#### [Provided material]
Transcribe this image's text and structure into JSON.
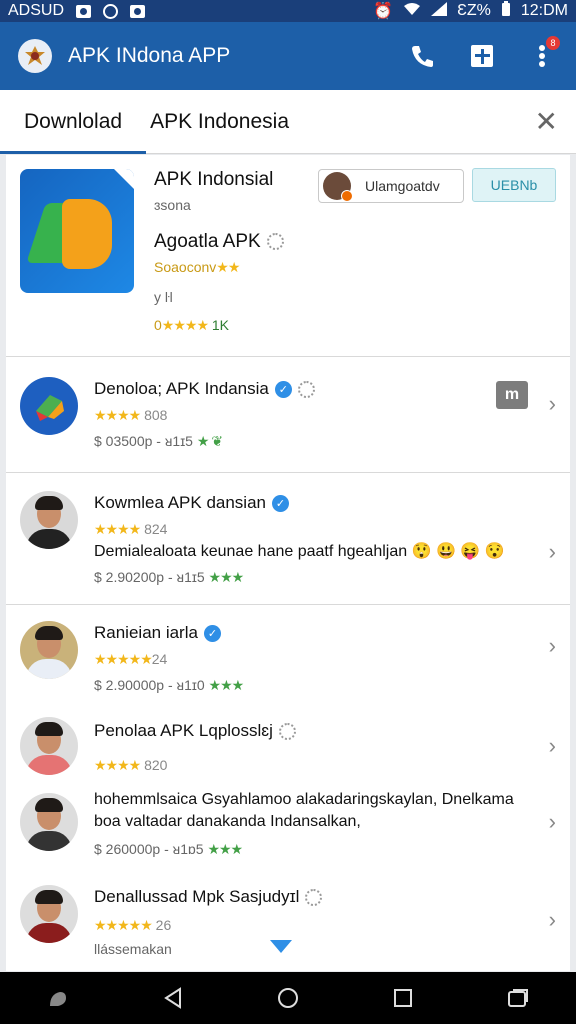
{
  "status": {
    "carrier": "ADSUD",
    "battery": "ƐZ%",
    "time": "12:DM"
  },
  "appbar": {
    "title": "APK INdona APP",
    "notification_count": "8"
  },
  "tabs": [
    {
      "label": "Downlolad"
    },
    {
      "label": "APK Indonesia"
    }
  ],
  "featured": {
    "title": "APK Indonsial",
    "subtitle": "ɜsona",
    "name": "Agoatla APK",
    "rating_text": "Soaoconv",
    "rating_stars": "★★",
    "meta": "y ŀl",
    "count_prefix": "0",
    "count_stars": "★★★★",
    "count_text": "1K",
    "chip_label": "Ulamgoatdv",
    "verify_label": "UEBNb"
  },
  "rows": [
    {
      "title": "Denoloa; APK Indansia",
      "stars": "★★★★",
      "rating": "808",
      "price": "$ 03500p - ᴚ1ɪ5",
      "price_tail": "★ ❦"
    },
    {
      "title": "Kowmlea APK dansian",
      "stars": "★★★★",
      "rating": "824",
      "desc": "Demialealoata keunae hane paatf hgeahljan",
      "emoji": "😲 😃 😝 😯",
      "price": "$ 2.90200p - ᴚ1ɪ5",
      "price_tail": "★★★"
    },
    {
      "title": "Ranieian iarla",
      "stars": "★★★★★",
      "rating": "24",
      "price": "$ 2.90000p - ᴚ1ɪ0",
      "price_tail": "★★★"
    },
    {
      "title": "Penolaa APK Lqplosslɛj",
      "stars": "★★★★",
      "rating": "820"
    },
    {
      "desc1": "hohemmlsaica Gsyahlamoo alakadaringskaylan, Dnelkama",
      "desc2": "boa valtadar danakanda Indansalkan,",
      "price": "$ 260000p - ᴚ1ɒ5",
      "price_tail": "★★★"
    },
    {
      "title": "Denallussad Mpk Sasjudyɪl",
      "stars": "★★★★★",
      "rating": "26",
      "sub": "llássemakan"
    }
  ]
}
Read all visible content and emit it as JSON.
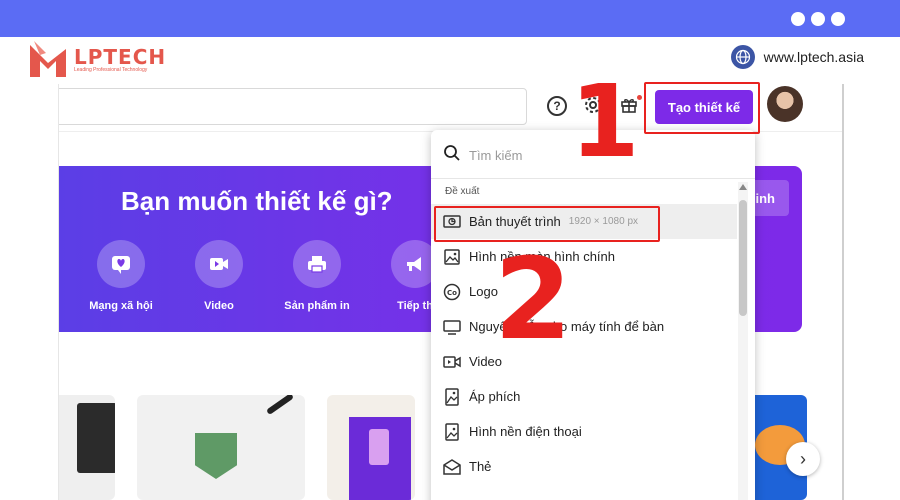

#### [Task brief]
Give all the lines above again, character for character, without pictures.

#### [Complete answer]
Transcribe this image's text and structure into JSON.
{
  "status": {
    "carrier": "ADSUD",
    "battery": "ƐZ%",
    "time": "12:DM"
  },
  "appbar": {
    "title": "APK INdona APP",
    "notification_count": "8"
  },
  "tabs": [
    {
      "label": "Downlolad"
    },
    {
      "label": "APK Indonesia"
    }
  ],
  "featured": {
    "title": "APK Indonsial",
    "subtitle": "ɜsona",
    "name": "Agoatla APK",
    "rating_text": "Soaoconv",
    "rating_stars": "★★",
    "meta": "y ŀl",
    "count_prefix": "0",
    "count_stars": "★★★★",
    "count_text": "1K",
    "chip_label": "Ulamgoatdv",
    "verify_label": "UEBNb"
  },
  "rows": [
    {
      "title": "Denoloa; APK Indansia",
      "stars": "★★★★",
      "rating": "808",
      "price": "$ 03500p - ᴚ1ɪ5",
      "price_tail": "★ ❦"
    },
    {
      "title": "Kowmlea APK dansian",
      "stars": "★★★★",
      "rating": "824",
      "desc": "Demialealoata keunae hane paatf hgeahljan",
      "emoji": "😲 😃 😝 😯",
      "price": "$ 2.90200p - ᴚ1ɪ5",
      "price_tail": "★★★"
    },
    {
      "title": "Ranieian iarla",
      "stars": "★★★★★",
      "rating": "24",
      "price": "$ 2.90000p - ᴚ1ɪ0",
      "price_tail": "★★★"
    },
    {
      "title": "Penolaa APK Lqplosslɛj",
      "stars": "★★★★",
      "rating": "820"
    },
    {
      "desc1": "hohemmlsaica Gsyahlamoo alakadaringskaylan, Dnelkama",
      "desc2": "boa valtadar danakanda Indansalkan,",
      "price": "$ 260000p - ᴚ1ɒ5",
      "price_tail": "★★★"
    },
    {
      "title": "Denallussad Mpk Sasjudyɪl",
      "stars": "★★★★★",
      "rating": "26",
      "sub": "llássemakan"
    }
  ]
}
Read all visible content and emit it as JSON.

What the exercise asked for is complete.